---- PROVIDED INFORMATION

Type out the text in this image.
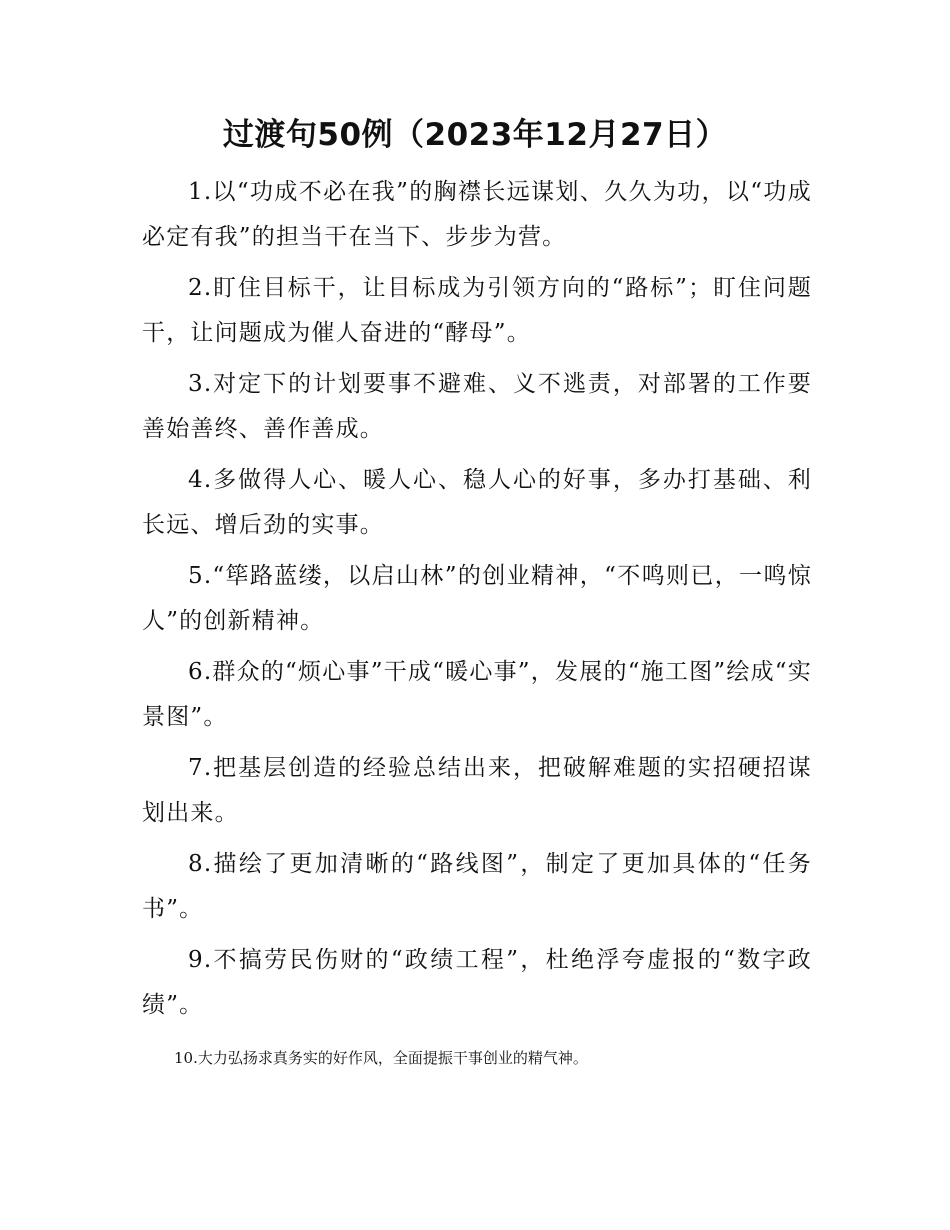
过渡句50例（2023年12月27日）
1.以“功成不必在我”的胸襟长远谋划、久久为功，以“功成必定有我”的担当干在当下、步步为营。
2.盯住目标干，让目标成为引领方向的“路标”；盯住问题干，让问题成为催人奋进的“酵母”。
3.对定下的计划要事不避难、义不逃责，对部署的工作要善始善终、善作善成。
4.多做得人心、暖人心、稳人心的好事，多办打基础、利长远、增后劲的实事。
5.“筚路蓝缕，以启山林”的创业精神，“不鸣则已，一鸣惊人”的创新精神。
6.群众的“烦心事”干成“暖心事”，发展的“施工图”绘成“实景图”。
7.把基层创造的经验总结出来，把破解难题的实招硬招谋划出来。
8.描绘了更加清晰的“路线图”，制定了更加具体的“任务书”。
9.不搞劳民伤财的“政绩工程”，杜绝浮夸虚报的“数字政绩”。

10.大力弘扬求真务实的好作风，全面提振干事创业的精气神。
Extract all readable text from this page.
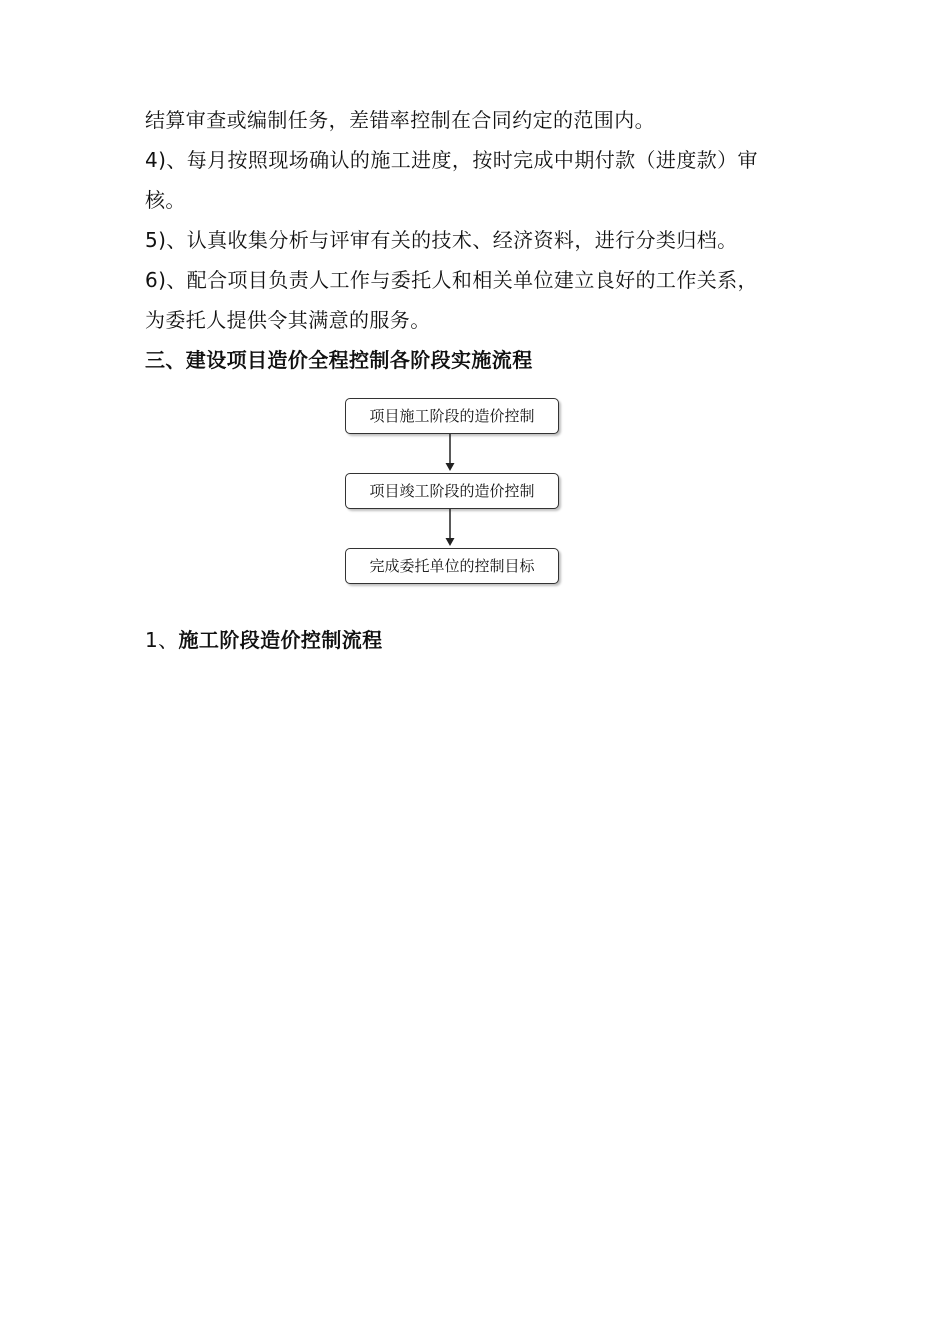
结算审查或编制任务，差错率控制在合同约定的范围内。
4)、每月按照现场确认的施工进度，按时完成中期付款（进度款）审
核。
5)、认真收集分析与评审有关的技术、经济资料，进行分类归档。
6)、配合项目负责人工作与委托人和相关单位建立良好的工作关系，
为委托人提供令其满意的服务。
三、建设项目造价全程控制各阶段实施流程
项目施工阶段的造价控制
项目竣工阶段的造价控制
完成委托单位的控制目标
1、施工阶段造价控制流程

--------

● **WHAT TO PRODUCE**
Identify and extract each line of the listing that contains "text".

● **OUTPUT FOR THIS TASK**
Type out the text in this image.
Extract all readable text from this page.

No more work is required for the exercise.